» **REQUEST**:
Retype the records that come next, word for word.

[Collected data entries]
● ● ●
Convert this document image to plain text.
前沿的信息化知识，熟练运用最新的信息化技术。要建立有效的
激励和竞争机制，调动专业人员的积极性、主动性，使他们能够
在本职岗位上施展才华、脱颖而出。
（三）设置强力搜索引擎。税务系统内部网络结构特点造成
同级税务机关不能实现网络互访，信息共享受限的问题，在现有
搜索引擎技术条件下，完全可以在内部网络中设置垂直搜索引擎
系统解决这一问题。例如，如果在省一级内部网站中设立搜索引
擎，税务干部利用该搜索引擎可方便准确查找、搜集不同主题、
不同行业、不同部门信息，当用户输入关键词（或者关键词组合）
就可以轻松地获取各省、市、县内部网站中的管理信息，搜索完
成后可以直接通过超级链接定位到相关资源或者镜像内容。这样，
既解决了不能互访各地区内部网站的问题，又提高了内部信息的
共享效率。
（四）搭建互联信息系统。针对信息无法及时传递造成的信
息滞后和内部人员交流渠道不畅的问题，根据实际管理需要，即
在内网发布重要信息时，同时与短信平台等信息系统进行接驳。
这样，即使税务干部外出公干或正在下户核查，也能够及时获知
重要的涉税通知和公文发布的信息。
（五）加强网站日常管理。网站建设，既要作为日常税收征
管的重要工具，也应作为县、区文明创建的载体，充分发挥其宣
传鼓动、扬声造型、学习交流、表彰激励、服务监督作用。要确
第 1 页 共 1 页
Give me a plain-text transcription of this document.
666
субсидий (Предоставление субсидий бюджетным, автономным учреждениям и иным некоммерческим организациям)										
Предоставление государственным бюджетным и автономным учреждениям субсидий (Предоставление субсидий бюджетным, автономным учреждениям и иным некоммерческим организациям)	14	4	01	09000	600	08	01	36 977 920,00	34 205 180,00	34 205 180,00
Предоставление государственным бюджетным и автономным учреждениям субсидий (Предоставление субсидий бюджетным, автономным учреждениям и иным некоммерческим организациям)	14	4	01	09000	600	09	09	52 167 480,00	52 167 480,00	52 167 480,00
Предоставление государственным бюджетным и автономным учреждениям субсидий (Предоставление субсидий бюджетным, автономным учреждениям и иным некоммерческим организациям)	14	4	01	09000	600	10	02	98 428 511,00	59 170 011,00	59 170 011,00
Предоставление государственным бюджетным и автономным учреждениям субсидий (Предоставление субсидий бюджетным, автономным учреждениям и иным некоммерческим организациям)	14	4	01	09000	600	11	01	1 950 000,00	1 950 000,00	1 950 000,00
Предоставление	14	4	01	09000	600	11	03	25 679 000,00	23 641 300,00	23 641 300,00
● ● ●
» **EXPECTED ANSWER**:
Convert this document image to plain text.
前沿的信息化知识，熟练运用最新的信息化技术。要建立有效的
激励和竞争机制，调动专业人员的积极性、主动性，使他们能够
在本职岗位上施展才华、脱颖而出。
（三）设置强力搜索引擎。税务系统内部网络结构特点造成
同级税务机关不能实现网络互访，信息共享受限的问题，在现有
搜索引擎技术条件下，完全可以在内部网络中设置垂直搜索引擎
系统解决这一问题。例如，如果在省一级内部网站中设立搜索引
擎，税务干部利用该搜索引擎可方便准确查找、搜集不同主题、
不同行业、不同部门信息，当用户输入关键词（或者关键词组合）
就可以轻松地获取各省、市、县内部网站中的管理信息，搜索完
成后可以直接通过超级链接定位到相关资源或者镜像内容。这样，
既解决了不能互访各地区内部网站的问题，又提高了内部信息的
共享效率。
（四）搭建互联信息系统。针对信息无法及时传递造成的信
息滞后和内部人员交流渠道不畅的问题，根据实际管理需要，即
在内网发布重要信息时，同时与短信平台等信息系统进行接驳。
这样，即使税务干部外出公干或正在下户核查，也能够及时获知
重要的涉税通知和公文发布的信息。
（五）加强网站日常管理。网站建设，既要作为日常税收征
管的重要工具，也应作为县、区文明创建的载体，充分发挥其宣
传鼓动、扬声造型、学习交流、表彰激励、服务监督作用。要确
第 1 页 共 1 页
Give me a plain-text transcription of this document.
666
субсидий (Предоставление субсидий бюджетным, автономным учреждениям и иным некоммерческим организациям)										
Предоставление государственным бюджетным и автономным учреждениям субсидий (Предоставление субсидий бюджетным, автономным учреждениям и иным некоммерческим организациям)	14	4	01	09000	600	08	01	36 977 920,00	34 205 180,00	34 205 180,00
Предоставление государственным бюджетным и автономным учреждениям субсидий (Предоставление субсидий бюджетным, автономным учреждениям и иным некоммерческим организациям)	14	4	01	09000	600	09	09	52 167 480,00	52 167 480,00	52 167 480,00
Предоставление государственным бюджетным и автономным учреждениям субсидий (Предоставление субсидий бюджетным, автономным учреждениям и иным некоммерческим организациям)	14	4	01	09000	600	10	02	98 428 511,00	59 170 011,00	59 170 011,00
Предоставление государственным бюджетным и автономным учреждениям субсидий (Предоставление субсидий бюджетным, автономным учреждениям и иным некоммерческим организациям)	14	4	01	09000	600	11	01	1 950 000,00	1 950 000,00	1 950 000,00
Предоставление	14	4	01	09000	600	11	03	25 679 000,00	23 641 300,00	23 641 300,00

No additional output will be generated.